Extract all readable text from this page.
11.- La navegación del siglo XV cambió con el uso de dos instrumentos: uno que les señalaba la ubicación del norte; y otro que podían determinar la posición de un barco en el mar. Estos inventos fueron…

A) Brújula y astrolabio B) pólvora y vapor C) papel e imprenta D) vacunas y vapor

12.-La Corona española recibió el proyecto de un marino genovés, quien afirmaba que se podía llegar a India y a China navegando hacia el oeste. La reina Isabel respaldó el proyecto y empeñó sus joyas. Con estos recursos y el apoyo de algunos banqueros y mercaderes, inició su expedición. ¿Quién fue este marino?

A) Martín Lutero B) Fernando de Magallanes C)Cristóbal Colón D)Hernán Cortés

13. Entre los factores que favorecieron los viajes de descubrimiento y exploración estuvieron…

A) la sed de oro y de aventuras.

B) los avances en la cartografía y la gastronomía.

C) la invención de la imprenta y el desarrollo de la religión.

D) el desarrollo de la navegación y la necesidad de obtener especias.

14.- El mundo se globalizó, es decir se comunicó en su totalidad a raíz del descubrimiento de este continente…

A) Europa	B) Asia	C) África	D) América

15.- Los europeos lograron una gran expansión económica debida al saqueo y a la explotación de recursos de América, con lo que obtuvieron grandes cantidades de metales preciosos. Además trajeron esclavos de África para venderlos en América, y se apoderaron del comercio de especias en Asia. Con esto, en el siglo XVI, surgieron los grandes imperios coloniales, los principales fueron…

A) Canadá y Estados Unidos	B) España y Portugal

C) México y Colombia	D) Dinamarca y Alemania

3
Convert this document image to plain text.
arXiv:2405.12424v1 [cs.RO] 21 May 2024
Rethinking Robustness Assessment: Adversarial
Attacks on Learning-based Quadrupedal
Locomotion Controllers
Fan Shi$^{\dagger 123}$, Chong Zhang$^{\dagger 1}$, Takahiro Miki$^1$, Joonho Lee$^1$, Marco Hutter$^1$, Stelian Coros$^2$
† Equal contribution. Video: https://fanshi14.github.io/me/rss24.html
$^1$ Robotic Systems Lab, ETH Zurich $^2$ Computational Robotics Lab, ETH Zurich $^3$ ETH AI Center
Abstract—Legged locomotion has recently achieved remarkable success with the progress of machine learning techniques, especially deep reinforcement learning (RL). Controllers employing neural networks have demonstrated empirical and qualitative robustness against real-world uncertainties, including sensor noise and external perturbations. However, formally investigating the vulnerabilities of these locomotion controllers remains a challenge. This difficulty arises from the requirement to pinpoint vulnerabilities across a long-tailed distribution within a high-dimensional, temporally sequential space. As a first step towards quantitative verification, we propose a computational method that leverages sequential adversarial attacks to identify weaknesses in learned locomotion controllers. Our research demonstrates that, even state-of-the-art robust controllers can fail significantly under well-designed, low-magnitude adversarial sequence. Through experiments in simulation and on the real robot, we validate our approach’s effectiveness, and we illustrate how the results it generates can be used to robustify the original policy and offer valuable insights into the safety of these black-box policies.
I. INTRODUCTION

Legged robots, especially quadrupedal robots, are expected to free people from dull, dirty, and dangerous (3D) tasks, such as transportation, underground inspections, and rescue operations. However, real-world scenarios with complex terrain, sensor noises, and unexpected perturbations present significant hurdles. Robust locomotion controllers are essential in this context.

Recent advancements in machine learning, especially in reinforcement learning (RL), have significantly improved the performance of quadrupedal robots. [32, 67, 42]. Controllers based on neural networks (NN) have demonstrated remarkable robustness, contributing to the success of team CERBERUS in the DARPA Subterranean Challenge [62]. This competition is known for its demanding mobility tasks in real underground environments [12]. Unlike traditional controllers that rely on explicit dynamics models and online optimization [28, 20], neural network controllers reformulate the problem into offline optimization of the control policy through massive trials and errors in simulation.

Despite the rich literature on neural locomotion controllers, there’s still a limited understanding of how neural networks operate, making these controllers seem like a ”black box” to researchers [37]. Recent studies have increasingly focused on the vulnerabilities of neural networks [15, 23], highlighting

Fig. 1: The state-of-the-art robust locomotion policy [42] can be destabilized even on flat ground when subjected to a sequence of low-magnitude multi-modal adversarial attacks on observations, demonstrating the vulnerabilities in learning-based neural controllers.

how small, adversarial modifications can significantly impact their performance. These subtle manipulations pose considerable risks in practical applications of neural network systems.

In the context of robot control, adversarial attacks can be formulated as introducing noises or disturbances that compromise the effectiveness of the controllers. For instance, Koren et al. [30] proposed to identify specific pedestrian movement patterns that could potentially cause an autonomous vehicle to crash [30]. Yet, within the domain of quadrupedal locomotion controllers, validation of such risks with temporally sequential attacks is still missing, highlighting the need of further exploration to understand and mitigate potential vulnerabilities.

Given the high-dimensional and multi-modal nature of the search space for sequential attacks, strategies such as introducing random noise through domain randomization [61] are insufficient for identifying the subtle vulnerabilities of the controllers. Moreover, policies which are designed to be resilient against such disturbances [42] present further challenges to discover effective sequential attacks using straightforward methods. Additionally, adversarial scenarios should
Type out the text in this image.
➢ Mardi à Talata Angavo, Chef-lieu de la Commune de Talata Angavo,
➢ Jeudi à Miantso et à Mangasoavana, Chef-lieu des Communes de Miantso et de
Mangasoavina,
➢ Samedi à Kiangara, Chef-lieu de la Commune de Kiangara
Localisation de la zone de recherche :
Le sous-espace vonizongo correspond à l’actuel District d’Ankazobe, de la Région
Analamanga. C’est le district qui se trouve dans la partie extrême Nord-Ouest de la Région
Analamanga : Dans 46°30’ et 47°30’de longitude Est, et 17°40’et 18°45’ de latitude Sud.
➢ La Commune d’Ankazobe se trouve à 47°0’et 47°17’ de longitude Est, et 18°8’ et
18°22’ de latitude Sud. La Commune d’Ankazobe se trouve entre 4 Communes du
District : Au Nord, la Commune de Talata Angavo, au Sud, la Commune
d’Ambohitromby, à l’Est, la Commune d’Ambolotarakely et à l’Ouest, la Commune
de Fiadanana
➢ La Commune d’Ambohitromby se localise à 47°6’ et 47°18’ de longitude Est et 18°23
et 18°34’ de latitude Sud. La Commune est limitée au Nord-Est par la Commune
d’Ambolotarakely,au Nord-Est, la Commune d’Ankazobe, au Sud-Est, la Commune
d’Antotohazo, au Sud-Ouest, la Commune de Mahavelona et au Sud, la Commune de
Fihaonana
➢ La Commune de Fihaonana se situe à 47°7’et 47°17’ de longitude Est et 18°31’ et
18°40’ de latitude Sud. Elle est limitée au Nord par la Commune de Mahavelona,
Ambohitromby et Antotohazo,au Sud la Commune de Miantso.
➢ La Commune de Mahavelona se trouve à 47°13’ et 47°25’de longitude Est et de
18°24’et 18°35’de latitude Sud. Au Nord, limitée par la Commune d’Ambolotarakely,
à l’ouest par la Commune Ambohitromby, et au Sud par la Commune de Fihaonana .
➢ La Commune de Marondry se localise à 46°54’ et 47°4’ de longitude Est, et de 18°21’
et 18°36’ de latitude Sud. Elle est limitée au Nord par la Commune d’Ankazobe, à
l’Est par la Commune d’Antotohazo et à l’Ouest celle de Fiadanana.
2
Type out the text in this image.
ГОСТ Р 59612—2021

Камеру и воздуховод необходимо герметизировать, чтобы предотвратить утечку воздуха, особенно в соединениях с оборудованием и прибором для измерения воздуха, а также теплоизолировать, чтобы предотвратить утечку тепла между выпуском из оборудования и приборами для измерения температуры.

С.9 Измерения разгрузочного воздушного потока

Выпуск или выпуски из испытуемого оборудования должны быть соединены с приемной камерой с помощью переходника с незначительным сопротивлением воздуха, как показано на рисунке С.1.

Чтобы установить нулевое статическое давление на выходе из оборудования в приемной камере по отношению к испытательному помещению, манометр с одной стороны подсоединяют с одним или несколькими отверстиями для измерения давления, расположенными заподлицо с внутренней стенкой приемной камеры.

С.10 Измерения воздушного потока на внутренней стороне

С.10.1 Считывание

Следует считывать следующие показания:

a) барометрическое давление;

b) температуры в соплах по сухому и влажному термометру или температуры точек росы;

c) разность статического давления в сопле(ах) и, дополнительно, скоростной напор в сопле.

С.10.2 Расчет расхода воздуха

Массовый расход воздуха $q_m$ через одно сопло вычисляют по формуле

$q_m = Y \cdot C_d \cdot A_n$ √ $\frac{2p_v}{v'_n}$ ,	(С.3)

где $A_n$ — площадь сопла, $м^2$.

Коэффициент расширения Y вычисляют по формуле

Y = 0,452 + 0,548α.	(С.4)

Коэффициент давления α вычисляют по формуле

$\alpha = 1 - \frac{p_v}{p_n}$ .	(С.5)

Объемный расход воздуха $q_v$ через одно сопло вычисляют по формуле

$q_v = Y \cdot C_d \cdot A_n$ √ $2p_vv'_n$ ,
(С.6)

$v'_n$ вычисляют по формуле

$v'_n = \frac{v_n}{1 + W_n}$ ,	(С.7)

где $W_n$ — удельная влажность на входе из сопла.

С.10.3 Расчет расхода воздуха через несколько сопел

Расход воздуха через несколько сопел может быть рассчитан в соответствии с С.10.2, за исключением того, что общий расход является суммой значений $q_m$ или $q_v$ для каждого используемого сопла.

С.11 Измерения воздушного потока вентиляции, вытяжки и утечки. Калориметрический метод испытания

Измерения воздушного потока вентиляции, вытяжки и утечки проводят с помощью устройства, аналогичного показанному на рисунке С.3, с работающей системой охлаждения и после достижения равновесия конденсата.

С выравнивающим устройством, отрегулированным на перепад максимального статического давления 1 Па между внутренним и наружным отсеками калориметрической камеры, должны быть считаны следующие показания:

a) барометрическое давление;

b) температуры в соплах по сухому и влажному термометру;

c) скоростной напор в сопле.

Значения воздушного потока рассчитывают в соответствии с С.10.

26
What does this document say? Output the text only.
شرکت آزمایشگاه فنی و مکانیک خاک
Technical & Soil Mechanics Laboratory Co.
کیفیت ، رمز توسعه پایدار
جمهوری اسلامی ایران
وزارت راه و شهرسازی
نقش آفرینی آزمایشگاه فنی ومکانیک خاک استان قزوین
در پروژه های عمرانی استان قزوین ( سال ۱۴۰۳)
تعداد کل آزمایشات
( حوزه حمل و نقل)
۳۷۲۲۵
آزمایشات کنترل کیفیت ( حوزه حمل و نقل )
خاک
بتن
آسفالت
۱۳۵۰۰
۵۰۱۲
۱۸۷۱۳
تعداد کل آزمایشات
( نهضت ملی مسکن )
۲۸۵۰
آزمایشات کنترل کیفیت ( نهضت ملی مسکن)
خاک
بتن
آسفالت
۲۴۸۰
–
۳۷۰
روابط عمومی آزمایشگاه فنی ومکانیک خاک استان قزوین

(Aim of the exercise): Spot every line that holds "desarrollo" and copy it.

(Expected answer):
C) la invención de la imprenta y el desarrollo de la religión.
D) el desarrollo de la navegación y la necesidad de obtener especias.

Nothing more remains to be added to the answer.